### WHAT YOU HAVE TO DO
Restate the records below word for word, and omit the images they hold.

### RECORD EXTRACTS

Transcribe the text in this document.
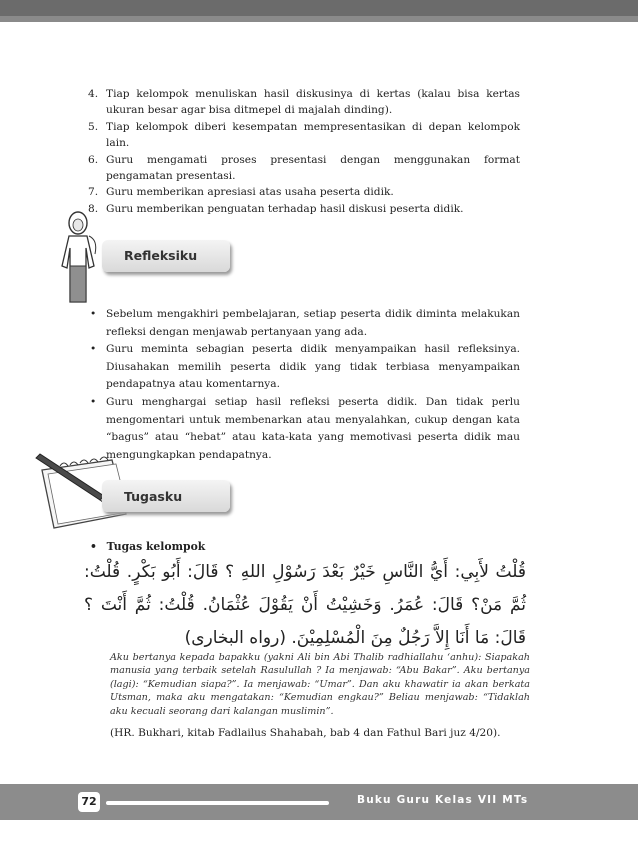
4. Tiap kelompok menuliskan hasil diskusinya di kertas (kalau bisa kertas ukuran besar agar bisa ditmepel di majalah dinding).
5. Tiap kelompok diberi kesempatan mempresentasikan di depan kelompok lain.
6. Guru mengamati proses presentasi dengan menggunakan format pengamatan presentasi.
7. Guru memberikan apresiasi atas usaha peserta didik.
8. Guru memberikan penguatan terhadap hasil diskusi peserta didik.
Refleksiku
• Sebelum mengakhiri pembelajaran, setiap peserta didik diminta melakukan refleksi dengan menjawab pertanyaan yang ada.
• Guru meminta sebagian peserta didik menyampaikan hasil refleksinya. Diusahakan memilih peserta didik yang tidak terbiasa menyampaikan pendapatnya atau komentarnya.
• Guru menghargai setiap hasil refleksi peserta didik. Dan tidak perlu mengomentari untuk membenarkan atau menyalahkan, cukup dengan kata “bagus” atau “hebat” atau kata-kata yang memotivasi peserta didik mau mengungkapkan pendapatnya.
Tugasku
• Tugas kelompok
قُلْتُ لأَبِي: أَيُّ النَّاسِ خَيْرٌ بَعْدَ رَسُوْلِ اللهِ ؟ قَالَ: أَبُو بَكْرٍ. قُلْتُ: ثُمَّ مَنْ؟ قَالَ: عُمَرُ. وَخَشِيْتُ أَنْ يَقُوْلَ عُثْمَانُ. قُلْتُ: ثُمَّ أَنْتَ ؟ قَالَ: مَا أَنَا إِلاَّ رَجُلٌ مِنَ الْمُسْلِمِيْنَ. (رواه البخارى)
Aku bertanya kepada bapakku (yakni Ali bin Abi Thalib radhiallahu ‘anhu): Siapakah manusia yang terbaik setelah Rasulullah ? Ia menjawab: “Abu Bakar”. Aku bertanya (lagi): “Kemudian siapa?”. Ia menjawab: “Umar”. Dan aku khawatir ia akan berkata Utsman, maka aku mengatakan: “Kemudian engkau?” Beliau menjawab: “Tidaklah aku kecuali seorang dari kalangan muslimin”.
(HR. Bukhari, kitab Fadlailus Shahabah, bab 4 dan Fathul Bari juz 4/20).
72	Buku Guru Kelas VII MTs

### RESPONSE
Transcribe the text in this document.
4. Tiap kelompok menuliskan hasil diskusinya di kertas (kalau bisa kertas ukuran besar agar bisa ditmepel di majalah dinding).
5. Tiap kelompok diberi kesempatan mempresentasikan di depan kelompok lain.
6. Guru mengamati proses presentasi dengan menggunakan format pengamatan presentasi.
7. Guru memberikan apresiasi atas usaha peserta didik.
8. Guru memberikan penguatan terhadap hasil diskusi peserta didik.
Refleksiku
• Sebelum mengakhiri pembelajaran, setiap peserta didik diminta melakukan refleksi dengan menjawab pertanyaan yang ada.
• Guru meminta sebagian peserta didik menyampaikan hasil refleksinya. Diusahakan memilih peserta didik yang tidak terbiasa menyampaikan pendapatnya atau komentarnya.
• Guru menghargai setiap hasil refleksi peserta didik. Dan tidak perlu mengomentari untuk membenarkan atau menyalahkan, cukup dengan kata “bagus” atau “hebat” atau kata-kata yang memotivasi peserta didik mau mengungkapkan pendapatnya.
Tugasku
• Tugas kelompok
قُلْتُ لأَبِي: أَيُّ النَّاسِ خَيْرٌ بَعْدَ رَسُوْلِ اللهِ ؟ قَالَ: أَبُو بَكْرٍ. قُلْتُ: ثُمَّ مَنْ؟ قَالَ: عُمَرُ. وَخَشِيْتُ أَنْ يَقُوْلَ عُثْمَانُ. قُلْتُ: ثُمَّ أَنْتَ ؟ قَالَ: مَا أَنَا إِلاَّ رَجُلٌ مِنَ الْمُسْلِمِيْنَ. (رواه البخارى)
Aku bertanya kepada bapakku (yakni Ali bin Abi Thalib radhiallahu ‘anhu): Siapakah manusia yang terbaik setelah Rasulullah ? Ia menjawab: “Abu Bakar”. Aku bertanya (lagi): “Kemudian siapa?”. Ia menjawab: “Umar”. Dan aku khawatir ia akan berkata Utsman, maka aku mengatakan: “Kemudian engkau?” Beliau menjawab: “Tidaklah aku kecuali seorang dari kalangan muslimin”.
(HR. Bukhari, kitab Fadlailus Shahabah, bab 4 dan Fathul Bari juz 4/20).
72	Buku Guru Kelas VII MTs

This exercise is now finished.